=== Excerpt to read ===

On Mon 27-02-17 16:43:04, Michal Hocko wrote:
> On Mon 27-02-17 12:25:10, Heiko Carstens wrote:
> > On Mon, Feb 27, 2017 at 11:02:09AM +0100, Vitaly Kuznetsov wrote:  
> > > A couple of other thoughts:
> > > 1) Having all newly added memory online ASAP is probably what people
> > > want for all virtual machines.  
> > 
> > This is not true for s390. On s390 we have "standby" memory that a guest
> > sees and potentially may use if it sets it online. Every guest that sets
> > memory offline contributes to the hypervisor's standby memory pool, while
> > onlining standby memory takes memory away from the standby pool.
> > 
> > The use-case is that a system administrator in advance knows the maximum
> > size a guest will ever have and also defines how much memory should be used
> > at boot time. The difference is standby memory.
> > 
> > Auto-onlining of standby memory is the last thing we want.
I don't know much about anything other than x86 so all comments
below are from that point of view,
archetectures that don't need auto online can keep current default

> > > Unfortunately, we have additional complexity with memory zones
> > > (ZONE_NORMAL, ZONE_MOVABLE) and in some cases manual intervention is
> > > required. Especially, when further unplug is expected.  
> > 
> > This also is a reason why auto-onlining doesn't seem be the best way.  

When trying to support memory unplug on guest side in RHEL7,
experience shows otherwise. Simplistic udev rule which onlines
added block doesn't work in case one wants to online it as movable.

Hotplugged blocks in current kernel should be onlined in reverse
order to online blocks as movable depending on adjacent blocks zone.

=== Stored records ===

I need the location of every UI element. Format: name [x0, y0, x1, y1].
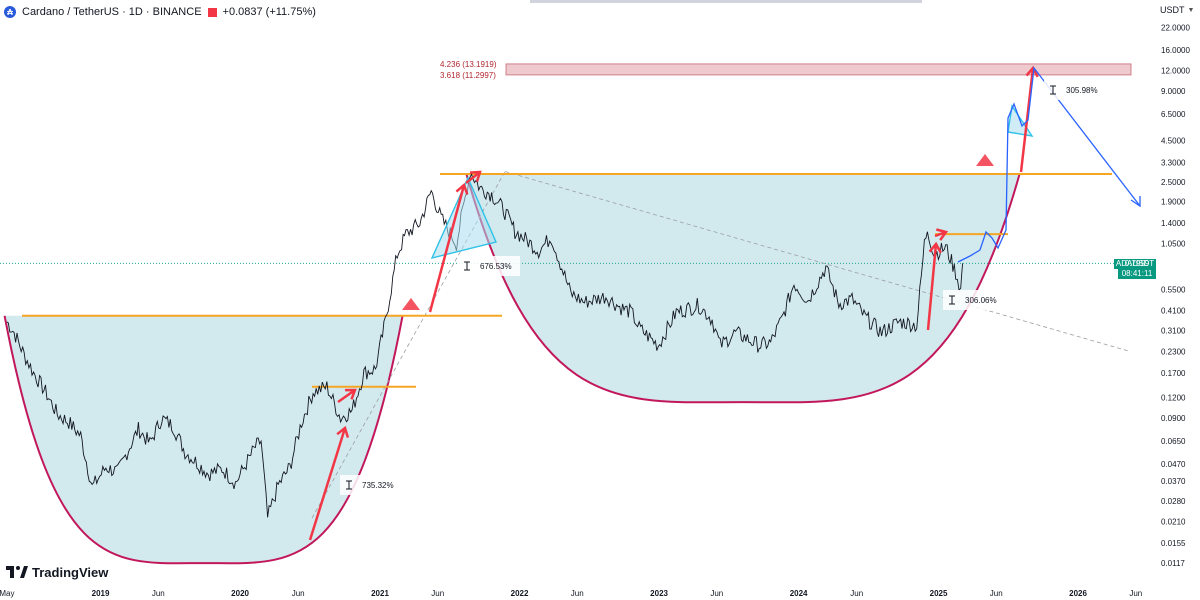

===
=== Stored records ===

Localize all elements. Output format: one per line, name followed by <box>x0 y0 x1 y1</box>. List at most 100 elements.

===

■ **Given task**
Reproduce the passage of the memory hotplug email between "I don't know" and "it as movable.", inclusive. The items can be left aside.

■ **Final answer**
I don't know much about anything other than x86 so all comments
below are from that point of view,
archetectures that don't need auto online can keep current default

> > > Unfortunately, we have additional complexity with memory zones
> > > (ZONE_NORMAL, ZONE_MOVABLE) and in some cases manual intervention is
> > > required. Especially, when further unplug is expected.  
> > 
> > This also is a reason why auto-onlining doesn't seem be the best way.  

When trying to support memory unplug on guest side in RHEL7,
experience shows otherwise. Simplistic udev rule which onlines
added block doesn't work in case one wants to online it as movable.